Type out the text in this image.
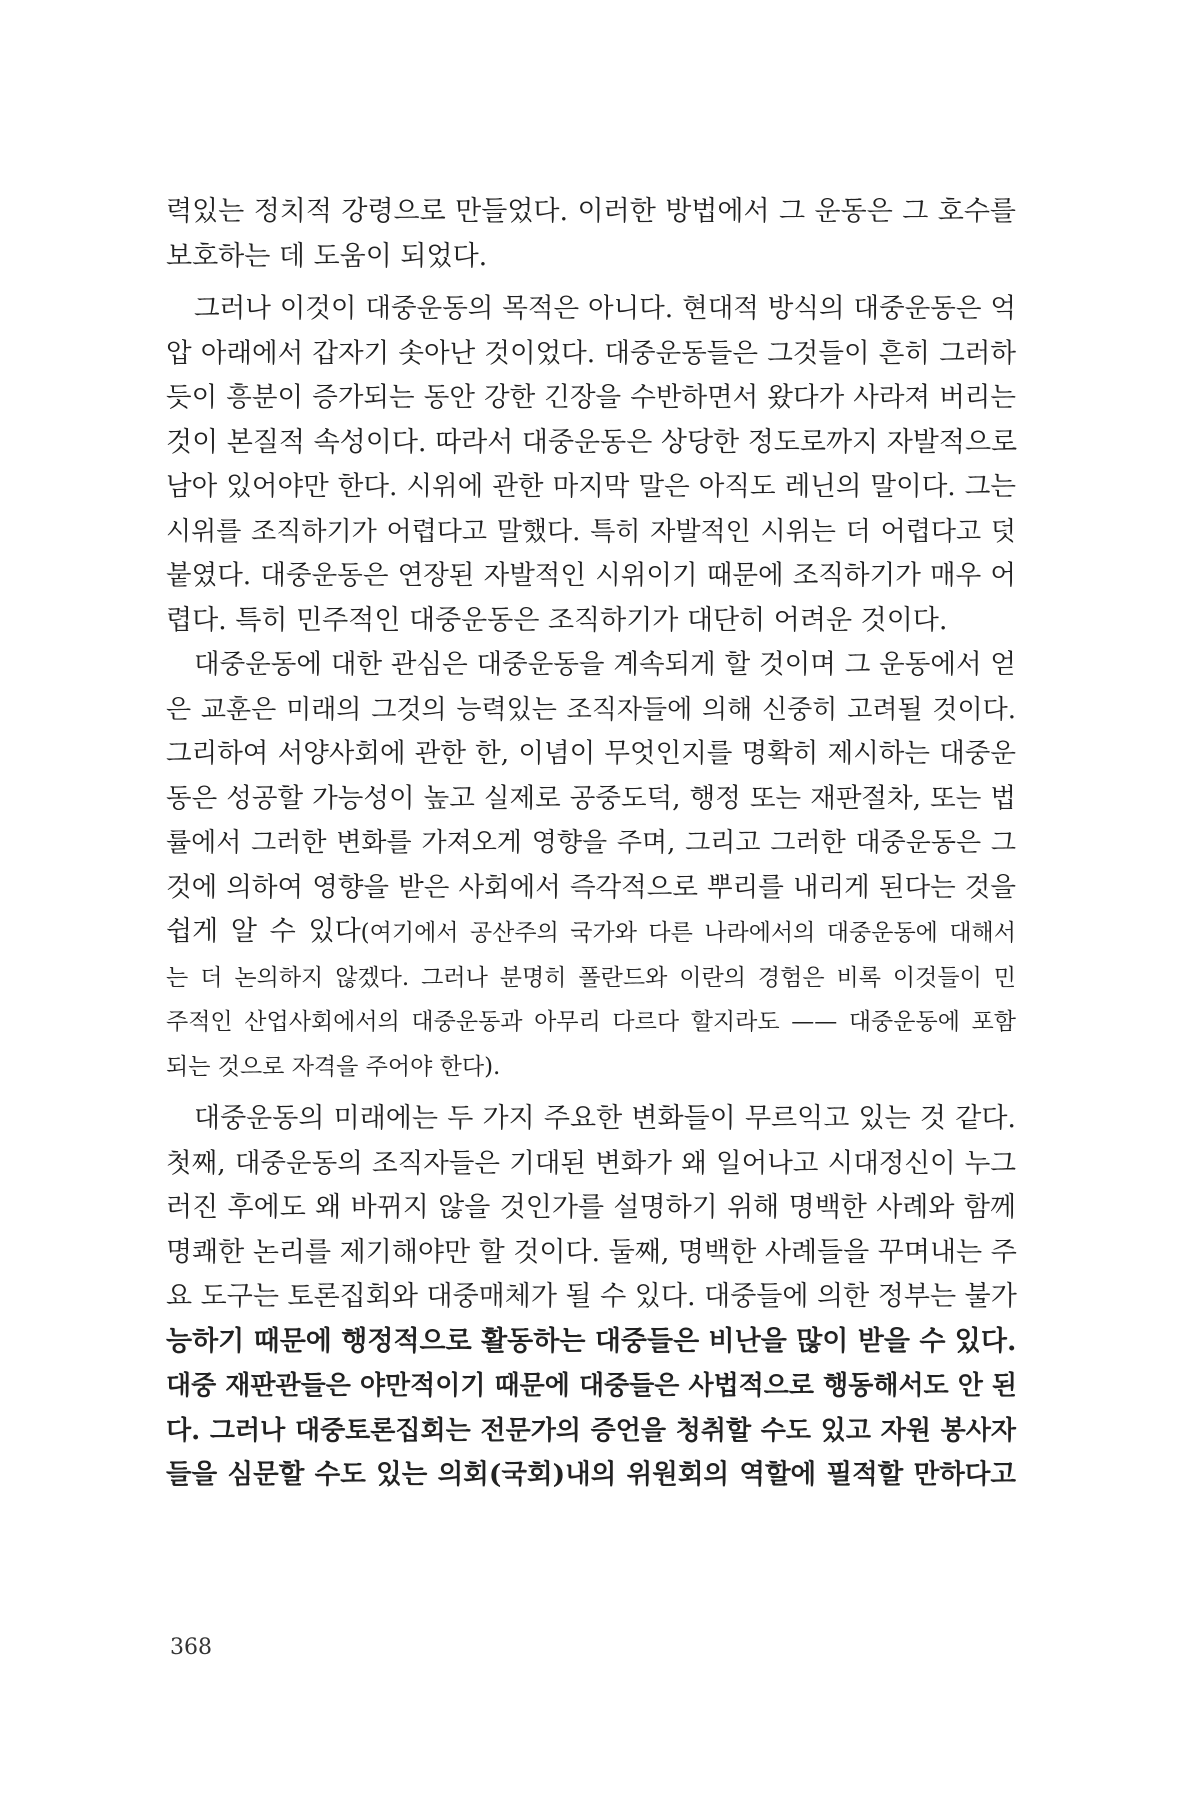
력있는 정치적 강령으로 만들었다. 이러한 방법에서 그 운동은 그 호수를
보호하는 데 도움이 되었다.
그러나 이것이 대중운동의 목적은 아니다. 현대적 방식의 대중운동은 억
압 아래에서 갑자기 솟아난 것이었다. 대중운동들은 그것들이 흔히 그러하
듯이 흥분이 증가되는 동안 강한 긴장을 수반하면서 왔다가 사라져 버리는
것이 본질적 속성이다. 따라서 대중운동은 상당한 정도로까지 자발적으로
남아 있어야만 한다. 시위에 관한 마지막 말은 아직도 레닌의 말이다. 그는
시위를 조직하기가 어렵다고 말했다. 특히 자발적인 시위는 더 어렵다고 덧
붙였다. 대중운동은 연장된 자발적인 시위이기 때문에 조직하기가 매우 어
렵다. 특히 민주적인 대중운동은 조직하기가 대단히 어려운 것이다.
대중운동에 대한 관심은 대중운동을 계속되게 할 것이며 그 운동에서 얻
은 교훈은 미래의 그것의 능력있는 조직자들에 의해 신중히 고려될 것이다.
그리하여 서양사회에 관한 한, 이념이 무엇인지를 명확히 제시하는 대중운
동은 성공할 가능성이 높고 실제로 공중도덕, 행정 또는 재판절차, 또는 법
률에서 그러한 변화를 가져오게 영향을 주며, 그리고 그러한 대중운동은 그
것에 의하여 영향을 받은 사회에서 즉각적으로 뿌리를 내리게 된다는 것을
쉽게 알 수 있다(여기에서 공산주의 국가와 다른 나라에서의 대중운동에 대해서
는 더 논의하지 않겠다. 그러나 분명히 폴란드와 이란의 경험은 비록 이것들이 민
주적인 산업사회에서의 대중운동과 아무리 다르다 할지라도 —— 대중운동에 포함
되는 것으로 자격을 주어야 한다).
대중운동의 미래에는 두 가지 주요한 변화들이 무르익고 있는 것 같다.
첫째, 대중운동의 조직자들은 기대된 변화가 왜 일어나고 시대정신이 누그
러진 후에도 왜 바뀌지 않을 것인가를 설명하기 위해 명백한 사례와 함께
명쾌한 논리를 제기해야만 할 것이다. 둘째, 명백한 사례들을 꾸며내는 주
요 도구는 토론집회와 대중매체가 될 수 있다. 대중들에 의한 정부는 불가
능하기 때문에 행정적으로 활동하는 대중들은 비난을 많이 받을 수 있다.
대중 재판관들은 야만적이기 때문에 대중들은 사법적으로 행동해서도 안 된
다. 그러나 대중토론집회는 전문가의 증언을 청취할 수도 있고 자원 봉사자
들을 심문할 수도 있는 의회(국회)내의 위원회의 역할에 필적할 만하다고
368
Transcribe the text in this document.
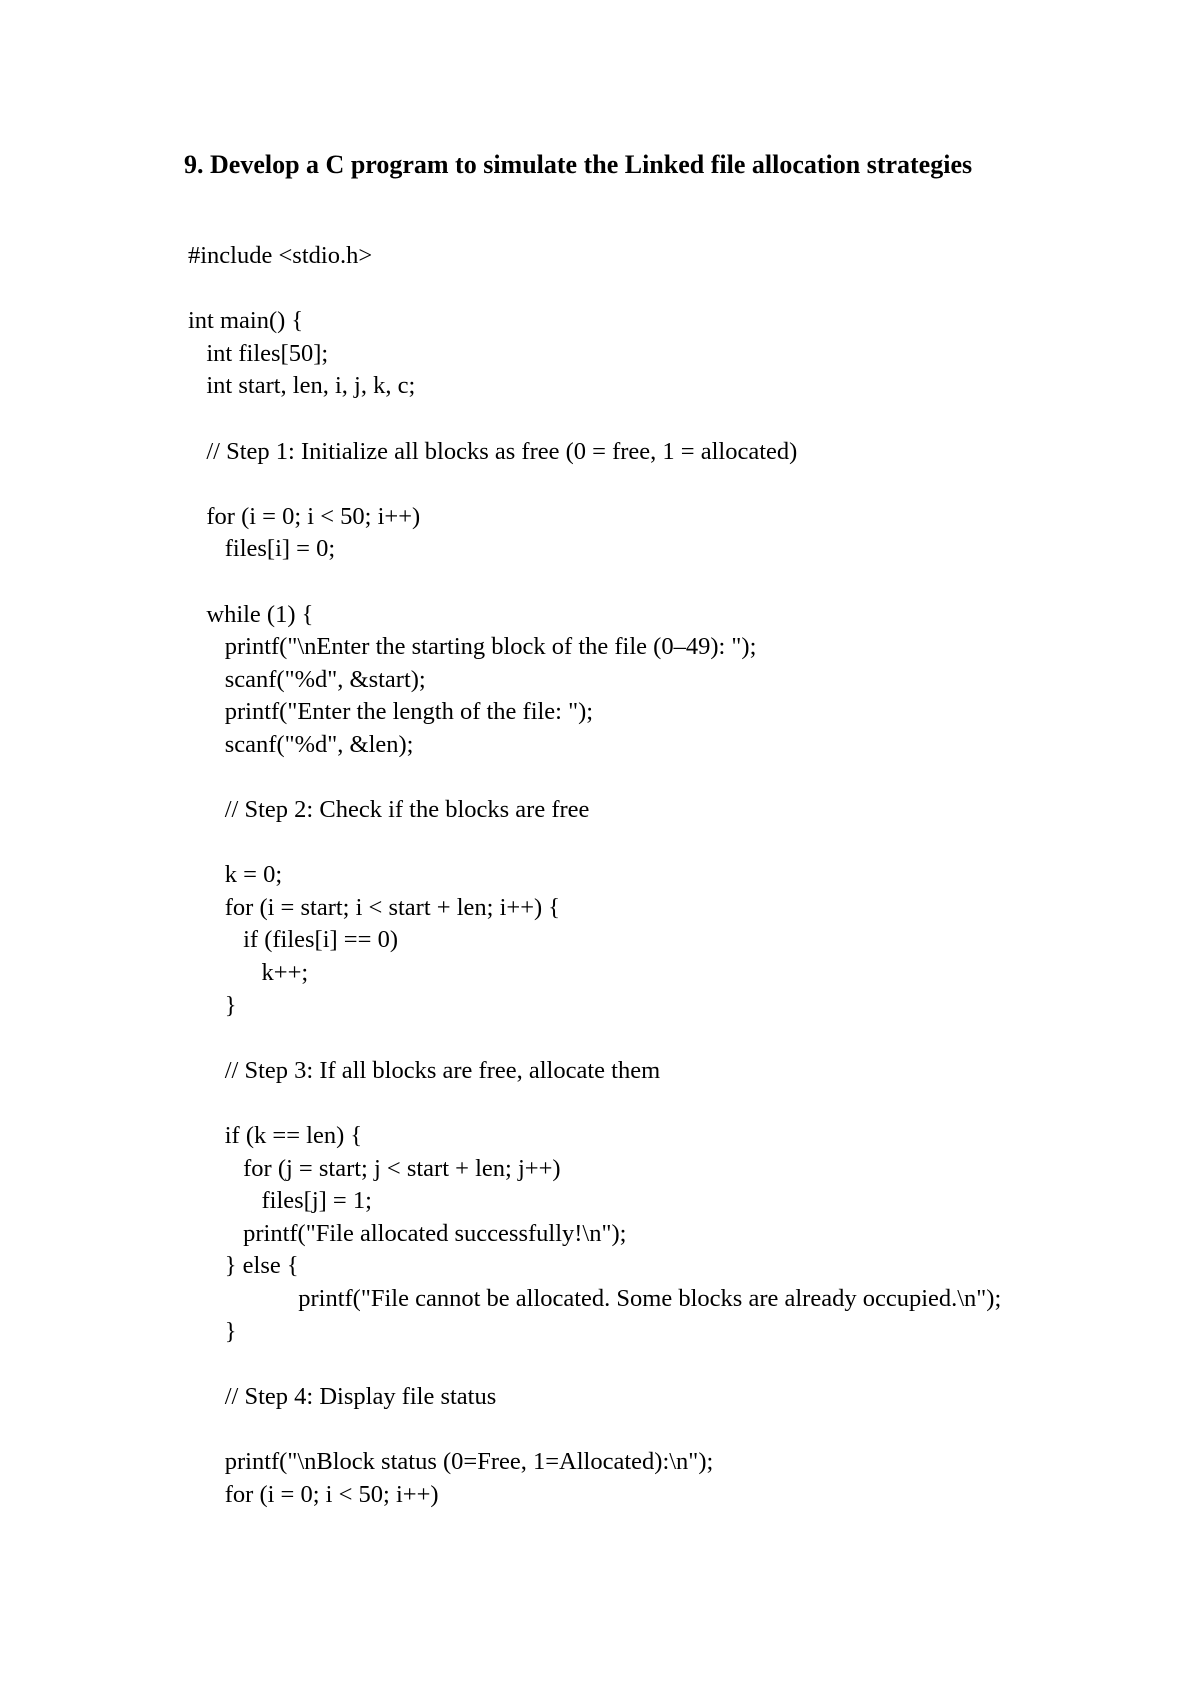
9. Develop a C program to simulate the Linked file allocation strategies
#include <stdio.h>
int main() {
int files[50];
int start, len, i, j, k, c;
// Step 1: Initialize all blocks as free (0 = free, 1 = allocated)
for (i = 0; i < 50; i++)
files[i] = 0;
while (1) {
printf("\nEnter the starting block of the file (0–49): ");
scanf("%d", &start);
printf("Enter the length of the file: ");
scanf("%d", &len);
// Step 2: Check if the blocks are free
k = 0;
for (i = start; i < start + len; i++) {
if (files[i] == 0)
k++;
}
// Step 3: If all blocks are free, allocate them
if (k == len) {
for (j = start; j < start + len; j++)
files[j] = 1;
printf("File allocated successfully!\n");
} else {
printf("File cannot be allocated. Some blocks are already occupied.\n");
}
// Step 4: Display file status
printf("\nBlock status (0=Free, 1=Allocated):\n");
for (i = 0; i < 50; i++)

● Written exercise: Leave out the pictures and transcribe everything else exactly.

● Result of this task:
Type out the text in this image.
력있는 정치적 강령으로 만들었다. 이러한 방법에서 그 운동은 그 호수를
보호하는 데 도움이 되었다.
그러나 이것이 대중운동의 목적은 아니다. 현대적 방식의 대중운동은 억
압 아래에서 갑자기 솟아난 것이었다. 대중운동들은 그것들이 흔히 그러하
듯이 흥분이 증가되는 동안 강한 긴장을 수반하면서 왔다가 사라져 버리는
것이 본질적 속성이다. 따라서 대중운동은 상당한 정도로까지 자발적으로
남아 있어야만 한다. 시위에 관한 마지막 말은 아직도 레닌의 말이다. 그는
시위를 조직하기가 어렵다고 말했다. 특히 자발적인 시위는 더 어렵다고 덧
붙였다. 대중운동은 연장된 자발적인 시위이기 때문에 조직하기가 매우 어
렵다. 특히 민주적인 대중운동은 조직하기가 대단히 어려운 것이다.
대중운동에 대한 관심은 대중운동을 계속되게 할 것이며 그 운동에서 얻
은 교훈은 미래의 그것의 능력있는 조직자들에 의해 신중히 고려될 것이다.
그리하여 서양사회에 관한 한, 이념이 무엇인지를 명확히 제시하는 대중운
동은 성공할 가능성이 높고 실제로 공중도덕, 행정 또는 재판절차, 또는 법
률에서 그러한 변화를 가져오게 영향을 주며, 그리고 그러한 대중운동은 그
것에 의하여 영향을 받은 사회에서 즉각적으로 뿌리를 내리게 된다는 것을
쉽게 알 수 있다(여기에서 공산주의 국가와 다른 나라에서의 대중운동에 대해서
는 더 논의하지 않겠다. 그러나 분명히 폴란드와 이란의 경험은 비록 이것들이 민
주적인 산업사회에서의 대중운동과 아무리 다르다 할지라도 —— 대중운동에 포함
되는 것으로 자격을 주어야 한다).
대중운동의 미래에는 두 가지 주요한 변화들이 무르익고 있는 것 같다.
첫째, 대중운동의 조직자들은 기대된 변화가 왜 일어나고 시대정신이 누그
러진 후에도 왜 바뀌지 않을 것인가를 설명하기 위해 명백한 사례와 함께
명쾌한 논리를 제기해야만 할 것이다. 둘째, 명백한 사례들을 꾸며내는 주
요 도구는 토론집회와 대중매체가 될 수 있다. 대중들에 의한 정부는 불가
능하기 때문에 행정적으로 활동하는 대중들은 비난을 많이 받을 수 있다.
대중 재판관들은 야만적이기 때문에 대중들은 사법적으로 행동해서도 안 된
다. 그러나 대중토론집회는 전문가의 증언을 청취할 수도 있고 자원 봉사자
들을 심문할 수도 있는 의회(국회)내의 위원회의 역할에 필적할 만하다고
368
Transcribe the text in this document.
9. Develop a C program to simulate the Linked file allocation strategies
#include <stdio.h>
int main() {
int files[50];
int start, len, i, j, k, c;
// Step 1: Initialize all blocks as free (0 = free, 1 = allocated)
for (i = 0; i < 50; i++)
files[i] = 0;
while (1) {
printf("\nEnter the starting block of the file (0–49): ");
scanf("%d", &start);
printf("Enter the length of the file: ");
scanf("%d", &len);
// Step 2: Check if the blocks are free
k = 0;
for (i = start; i < start + len; i++) {
if (files[i] == 0)
k++;
}
// Step 3: If all blocks are free, allocate them
if (k == len) {
for (j = start; j < start + len; j++)
files[j] = 1;
printf("File allocated successfully!\n");
} else {
printf("File cannot be allocated. Some blocks are already occupied.\n");
}
// Step 4: Display file status
printf("\nBlock status (0=Free, 1=Allocated):\n");
for (i = 0; i < 50; i++)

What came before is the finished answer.